Exercise: Collect each line of the records containing the string "Surface".
* * * * * * * * *
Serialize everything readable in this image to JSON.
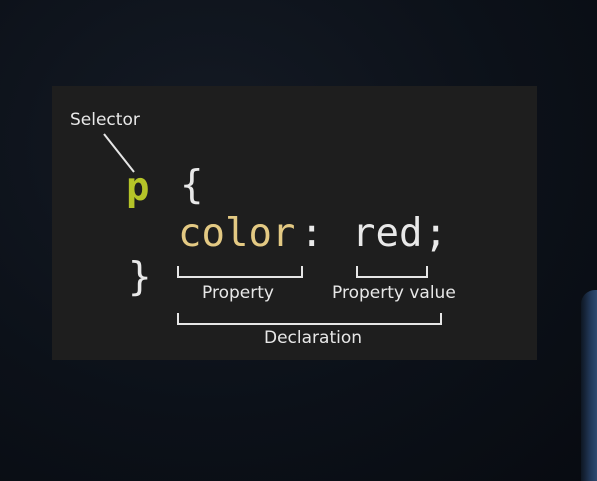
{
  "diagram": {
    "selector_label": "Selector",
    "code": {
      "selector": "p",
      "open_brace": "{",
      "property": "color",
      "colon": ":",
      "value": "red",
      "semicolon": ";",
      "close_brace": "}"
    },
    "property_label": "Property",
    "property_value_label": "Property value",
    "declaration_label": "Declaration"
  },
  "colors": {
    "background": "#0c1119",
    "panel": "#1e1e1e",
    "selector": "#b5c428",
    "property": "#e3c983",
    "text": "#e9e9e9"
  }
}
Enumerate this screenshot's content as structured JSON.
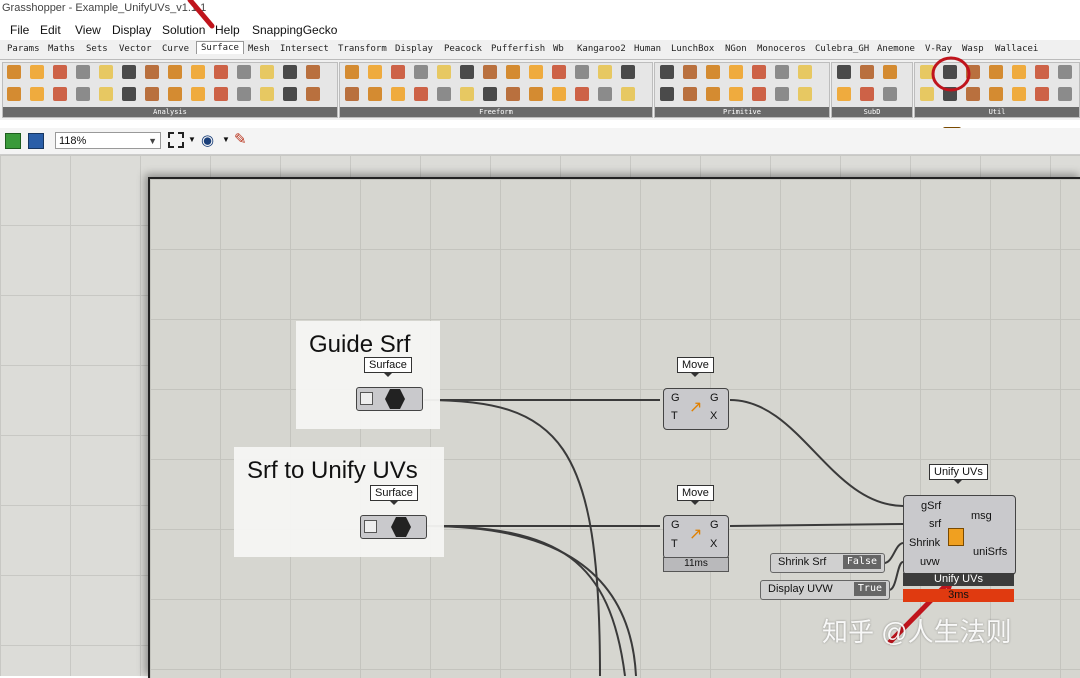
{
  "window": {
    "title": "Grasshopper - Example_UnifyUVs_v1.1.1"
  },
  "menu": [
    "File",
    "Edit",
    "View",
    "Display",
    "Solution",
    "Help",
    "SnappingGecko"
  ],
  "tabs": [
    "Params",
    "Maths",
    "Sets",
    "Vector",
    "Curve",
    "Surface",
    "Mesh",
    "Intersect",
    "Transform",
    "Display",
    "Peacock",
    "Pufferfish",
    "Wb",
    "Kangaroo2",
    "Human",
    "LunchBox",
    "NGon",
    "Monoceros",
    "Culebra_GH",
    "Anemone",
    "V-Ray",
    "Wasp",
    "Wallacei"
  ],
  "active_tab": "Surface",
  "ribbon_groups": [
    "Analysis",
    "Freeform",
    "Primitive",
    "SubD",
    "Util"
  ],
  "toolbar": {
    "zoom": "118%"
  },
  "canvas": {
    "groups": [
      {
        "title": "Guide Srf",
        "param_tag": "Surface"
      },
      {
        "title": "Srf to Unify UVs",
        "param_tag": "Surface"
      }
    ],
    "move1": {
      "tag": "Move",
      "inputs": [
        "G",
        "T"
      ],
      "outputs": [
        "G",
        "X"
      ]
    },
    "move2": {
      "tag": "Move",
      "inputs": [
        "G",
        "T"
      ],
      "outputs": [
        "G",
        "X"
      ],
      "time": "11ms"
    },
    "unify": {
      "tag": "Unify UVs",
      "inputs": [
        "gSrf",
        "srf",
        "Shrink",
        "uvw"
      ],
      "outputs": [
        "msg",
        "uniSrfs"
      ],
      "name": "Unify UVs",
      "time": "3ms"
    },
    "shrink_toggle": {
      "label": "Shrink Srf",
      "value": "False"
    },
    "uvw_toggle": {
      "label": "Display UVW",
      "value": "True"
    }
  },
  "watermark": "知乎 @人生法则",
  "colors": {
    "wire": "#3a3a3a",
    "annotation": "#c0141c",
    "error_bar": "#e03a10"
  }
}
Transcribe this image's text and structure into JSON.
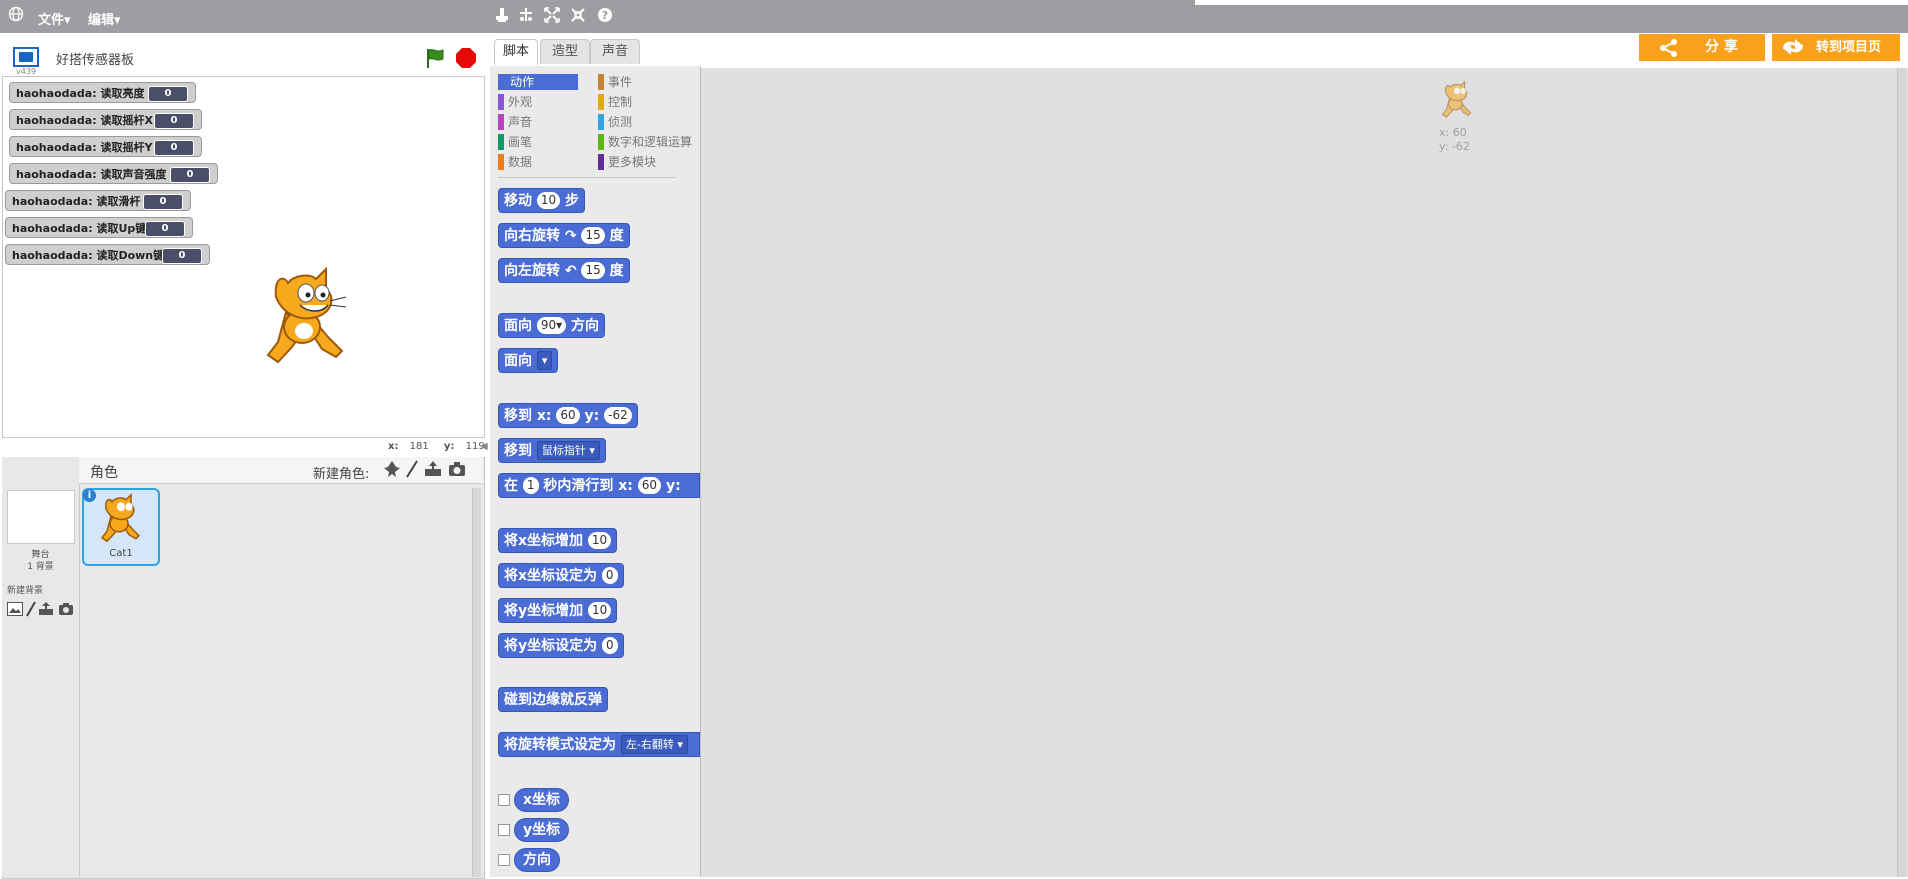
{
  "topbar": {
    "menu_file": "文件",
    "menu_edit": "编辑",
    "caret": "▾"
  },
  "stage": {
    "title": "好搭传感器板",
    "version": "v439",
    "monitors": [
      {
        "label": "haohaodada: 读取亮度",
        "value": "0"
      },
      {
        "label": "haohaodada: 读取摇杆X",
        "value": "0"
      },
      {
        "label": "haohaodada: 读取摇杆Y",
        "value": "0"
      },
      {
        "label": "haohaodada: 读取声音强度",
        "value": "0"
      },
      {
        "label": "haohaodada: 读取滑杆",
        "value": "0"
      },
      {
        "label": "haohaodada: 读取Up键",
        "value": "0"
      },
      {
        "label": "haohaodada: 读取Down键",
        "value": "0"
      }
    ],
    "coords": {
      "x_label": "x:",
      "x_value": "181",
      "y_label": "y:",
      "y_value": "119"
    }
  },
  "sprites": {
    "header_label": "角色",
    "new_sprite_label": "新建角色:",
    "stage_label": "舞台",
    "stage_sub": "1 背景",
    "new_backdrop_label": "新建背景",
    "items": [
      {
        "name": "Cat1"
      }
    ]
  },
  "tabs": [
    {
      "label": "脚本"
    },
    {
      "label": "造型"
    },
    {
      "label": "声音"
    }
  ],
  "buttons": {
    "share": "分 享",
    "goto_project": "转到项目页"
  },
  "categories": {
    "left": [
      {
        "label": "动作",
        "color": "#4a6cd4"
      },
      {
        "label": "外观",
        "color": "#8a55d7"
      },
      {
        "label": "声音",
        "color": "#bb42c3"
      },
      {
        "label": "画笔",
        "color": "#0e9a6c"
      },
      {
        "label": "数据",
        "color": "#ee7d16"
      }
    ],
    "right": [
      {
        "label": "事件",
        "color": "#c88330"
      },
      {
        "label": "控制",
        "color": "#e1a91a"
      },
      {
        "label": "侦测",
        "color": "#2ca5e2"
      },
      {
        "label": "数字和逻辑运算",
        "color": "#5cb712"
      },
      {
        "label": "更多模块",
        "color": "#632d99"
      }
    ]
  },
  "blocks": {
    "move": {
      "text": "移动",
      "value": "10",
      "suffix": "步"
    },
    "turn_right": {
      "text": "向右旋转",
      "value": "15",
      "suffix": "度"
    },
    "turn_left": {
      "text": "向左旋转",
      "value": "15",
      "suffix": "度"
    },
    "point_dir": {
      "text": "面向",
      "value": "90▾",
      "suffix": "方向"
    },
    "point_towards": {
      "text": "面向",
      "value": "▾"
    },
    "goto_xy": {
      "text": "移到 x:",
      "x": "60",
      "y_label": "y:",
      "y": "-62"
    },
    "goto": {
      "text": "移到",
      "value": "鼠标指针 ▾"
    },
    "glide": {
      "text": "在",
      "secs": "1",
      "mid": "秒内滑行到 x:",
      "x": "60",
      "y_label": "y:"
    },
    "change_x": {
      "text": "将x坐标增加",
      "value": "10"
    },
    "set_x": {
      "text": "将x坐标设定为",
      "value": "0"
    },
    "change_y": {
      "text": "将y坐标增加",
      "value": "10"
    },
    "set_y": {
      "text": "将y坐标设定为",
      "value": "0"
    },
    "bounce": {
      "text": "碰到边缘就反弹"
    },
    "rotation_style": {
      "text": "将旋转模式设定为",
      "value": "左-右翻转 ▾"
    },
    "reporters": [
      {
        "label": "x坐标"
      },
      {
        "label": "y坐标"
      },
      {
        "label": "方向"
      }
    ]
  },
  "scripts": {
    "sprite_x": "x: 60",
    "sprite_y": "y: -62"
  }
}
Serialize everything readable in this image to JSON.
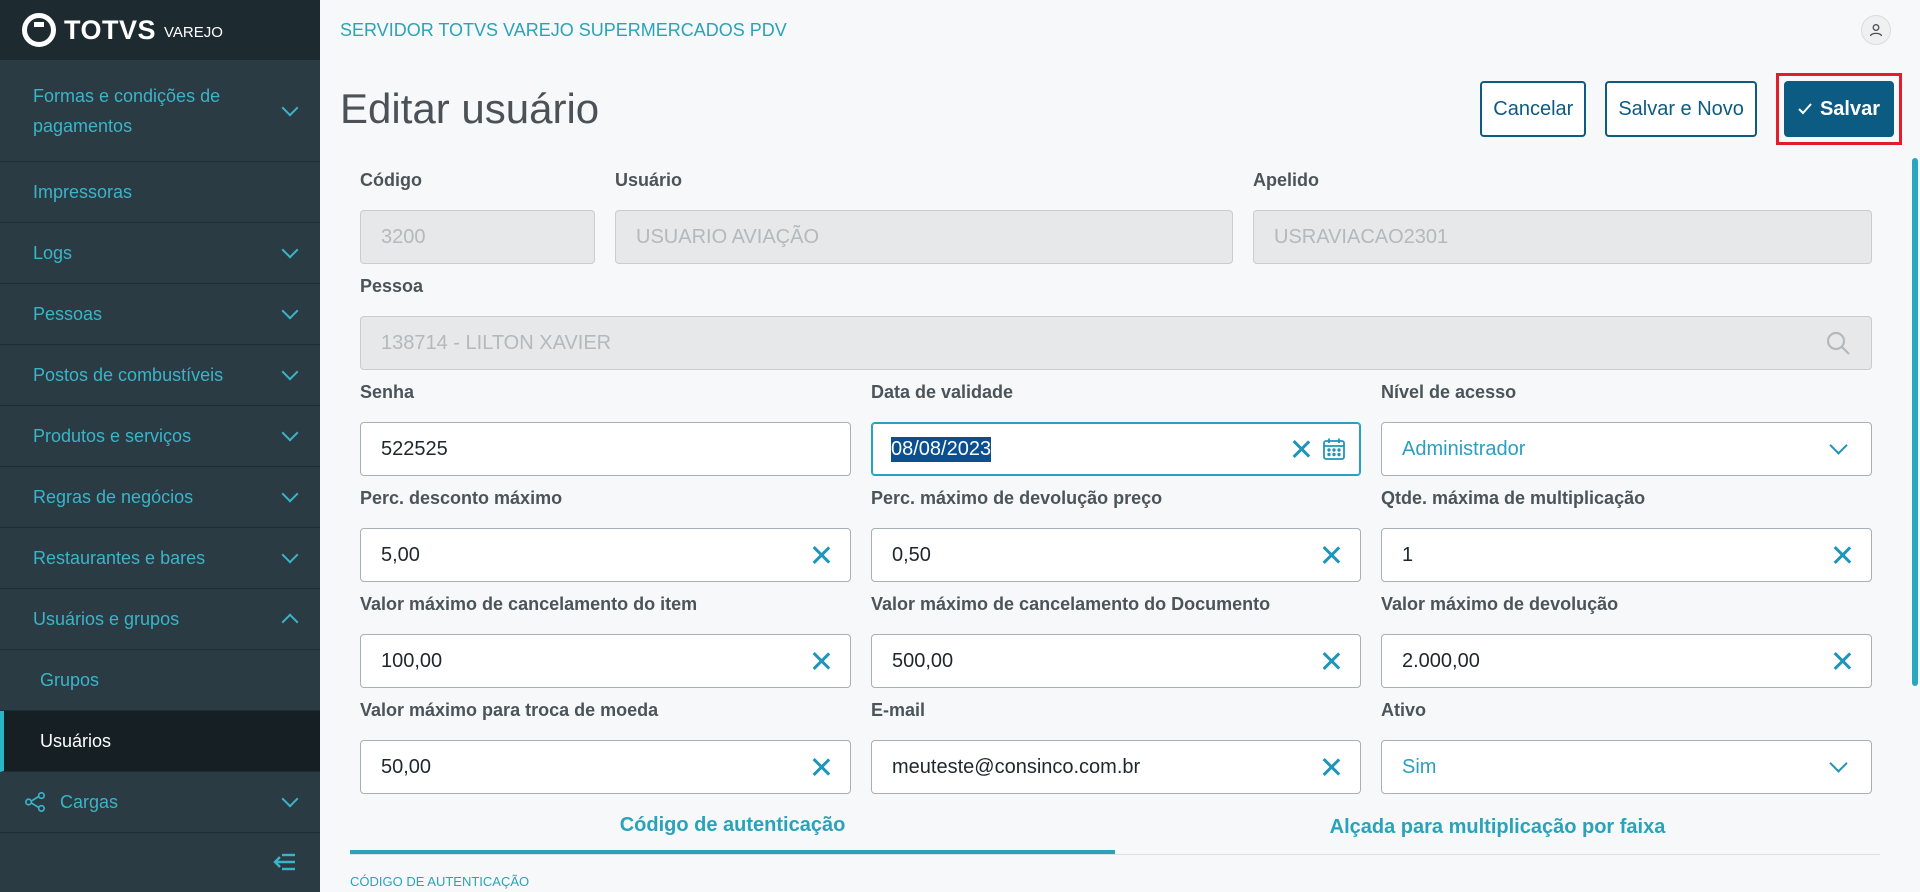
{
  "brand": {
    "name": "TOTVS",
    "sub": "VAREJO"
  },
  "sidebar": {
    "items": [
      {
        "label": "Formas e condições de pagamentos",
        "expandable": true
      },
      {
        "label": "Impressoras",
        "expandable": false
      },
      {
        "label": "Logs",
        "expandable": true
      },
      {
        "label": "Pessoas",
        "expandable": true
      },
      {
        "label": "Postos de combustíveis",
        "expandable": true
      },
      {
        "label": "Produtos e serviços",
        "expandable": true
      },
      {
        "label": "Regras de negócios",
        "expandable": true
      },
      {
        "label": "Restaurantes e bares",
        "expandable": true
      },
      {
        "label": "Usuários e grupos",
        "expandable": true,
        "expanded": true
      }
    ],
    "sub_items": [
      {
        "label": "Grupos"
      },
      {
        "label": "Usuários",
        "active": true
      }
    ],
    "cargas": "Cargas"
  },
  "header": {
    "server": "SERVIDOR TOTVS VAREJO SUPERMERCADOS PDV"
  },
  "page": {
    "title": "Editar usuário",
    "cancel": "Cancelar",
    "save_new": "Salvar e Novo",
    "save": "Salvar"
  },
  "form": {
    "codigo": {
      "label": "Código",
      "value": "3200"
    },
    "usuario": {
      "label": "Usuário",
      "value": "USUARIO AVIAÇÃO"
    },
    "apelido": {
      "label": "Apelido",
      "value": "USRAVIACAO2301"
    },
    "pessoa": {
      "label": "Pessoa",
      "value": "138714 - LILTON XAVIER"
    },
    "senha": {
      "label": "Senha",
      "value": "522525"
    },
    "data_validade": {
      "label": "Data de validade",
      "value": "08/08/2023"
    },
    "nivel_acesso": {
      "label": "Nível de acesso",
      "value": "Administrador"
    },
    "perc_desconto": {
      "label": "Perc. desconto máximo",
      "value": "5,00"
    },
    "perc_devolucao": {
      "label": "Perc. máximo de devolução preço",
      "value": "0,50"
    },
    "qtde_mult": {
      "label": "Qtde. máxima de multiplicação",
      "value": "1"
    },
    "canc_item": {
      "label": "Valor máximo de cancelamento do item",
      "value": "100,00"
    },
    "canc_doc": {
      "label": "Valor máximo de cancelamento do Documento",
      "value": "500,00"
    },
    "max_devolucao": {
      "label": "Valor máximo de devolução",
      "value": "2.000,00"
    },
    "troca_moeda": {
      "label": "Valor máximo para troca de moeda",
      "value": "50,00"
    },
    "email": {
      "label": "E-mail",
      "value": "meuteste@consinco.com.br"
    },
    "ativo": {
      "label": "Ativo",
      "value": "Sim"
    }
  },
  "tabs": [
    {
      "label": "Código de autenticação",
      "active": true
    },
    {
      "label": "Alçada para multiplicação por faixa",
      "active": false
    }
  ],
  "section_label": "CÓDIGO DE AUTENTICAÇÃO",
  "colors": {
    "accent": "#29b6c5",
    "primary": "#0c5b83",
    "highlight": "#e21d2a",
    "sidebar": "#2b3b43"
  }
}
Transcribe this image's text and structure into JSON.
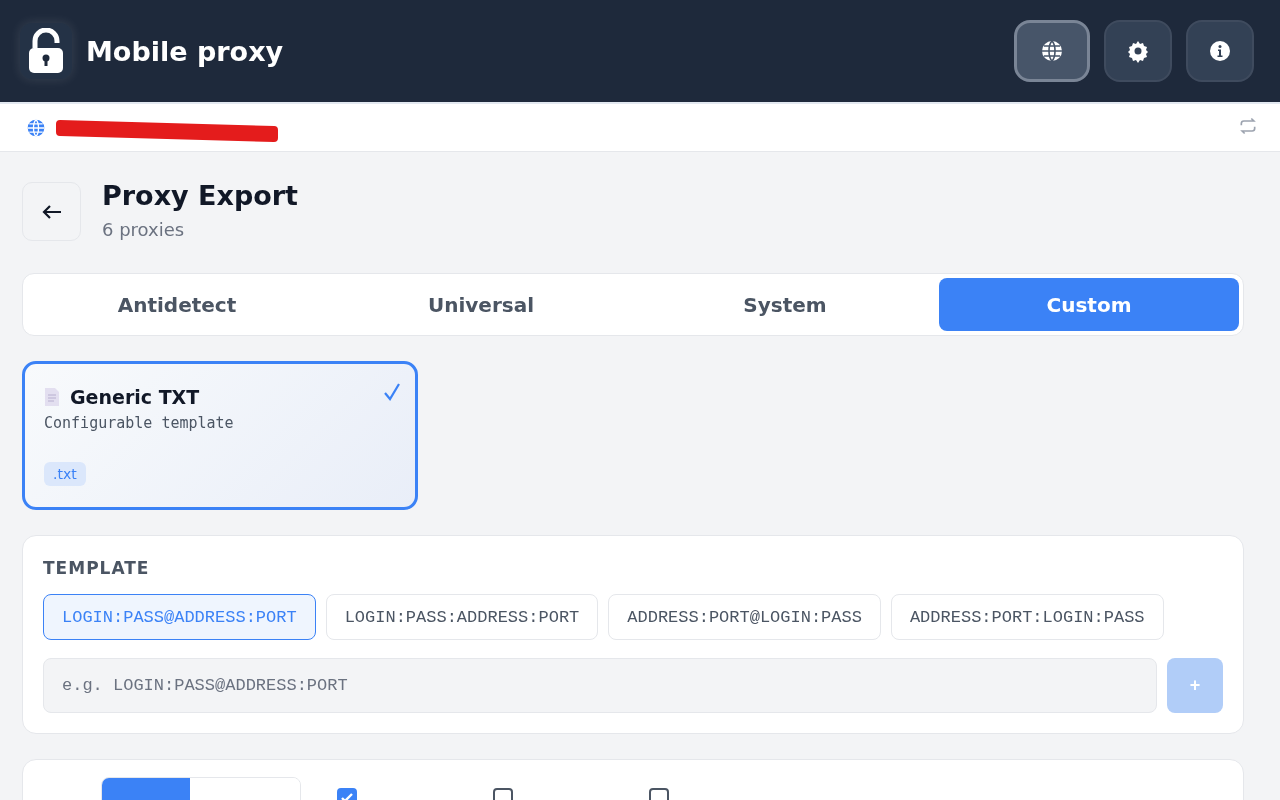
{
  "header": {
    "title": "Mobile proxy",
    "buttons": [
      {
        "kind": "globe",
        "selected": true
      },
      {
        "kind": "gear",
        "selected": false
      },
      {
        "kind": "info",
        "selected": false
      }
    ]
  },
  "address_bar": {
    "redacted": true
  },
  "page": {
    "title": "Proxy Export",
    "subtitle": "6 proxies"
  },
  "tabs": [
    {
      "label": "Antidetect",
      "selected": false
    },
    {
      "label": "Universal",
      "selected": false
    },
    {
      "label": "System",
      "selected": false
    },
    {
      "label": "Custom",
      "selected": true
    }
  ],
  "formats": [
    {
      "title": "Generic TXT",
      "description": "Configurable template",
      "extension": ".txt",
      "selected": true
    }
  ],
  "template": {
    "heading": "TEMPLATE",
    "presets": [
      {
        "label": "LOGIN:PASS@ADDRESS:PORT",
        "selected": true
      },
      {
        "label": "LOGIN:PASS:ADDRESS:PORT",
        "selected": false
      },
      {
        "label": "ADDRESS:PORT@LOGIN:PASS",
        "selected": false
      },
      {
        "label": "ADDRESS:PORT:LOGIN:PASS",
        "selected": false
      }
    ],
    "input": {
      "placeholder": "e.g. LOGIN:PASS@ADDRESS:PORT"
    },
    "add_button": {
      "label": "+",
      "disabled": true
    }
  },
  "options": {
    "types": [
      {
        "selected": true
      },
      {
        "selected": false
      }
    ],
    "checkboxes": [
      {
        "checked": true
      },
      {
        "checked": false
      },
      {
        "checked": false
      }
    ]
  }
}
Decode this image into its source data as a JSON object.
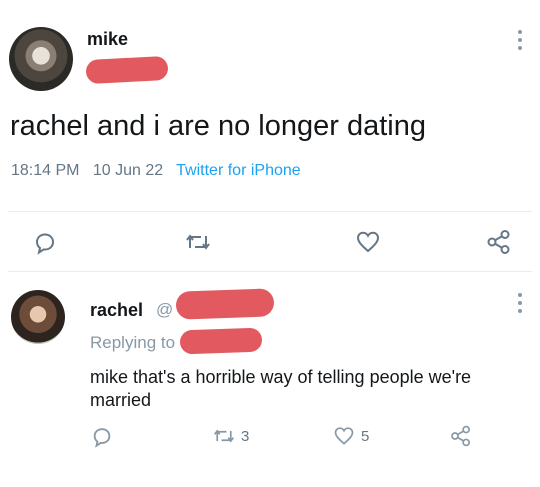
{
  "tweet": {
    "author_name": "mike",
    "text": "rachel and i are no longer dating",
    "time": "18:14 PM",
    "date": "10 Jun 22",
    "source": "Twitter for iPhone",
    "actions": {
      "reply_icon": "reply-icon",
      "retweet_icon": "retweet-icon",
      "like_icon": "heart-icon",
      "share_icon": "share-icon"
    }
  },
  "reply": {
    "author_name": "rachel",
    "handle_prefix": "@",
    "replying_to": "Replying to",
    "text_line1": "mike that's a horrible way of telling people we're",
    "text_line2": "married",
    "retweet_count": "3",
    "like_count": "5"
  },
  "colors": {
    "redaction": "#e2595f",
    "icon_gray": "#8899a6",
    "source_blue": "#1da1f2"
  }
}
* * * * * * * * *
The response:
    "Surface",
  "active_tab": "Surface",
        "param_tag": "Surface"
        "param_tag": "Surface"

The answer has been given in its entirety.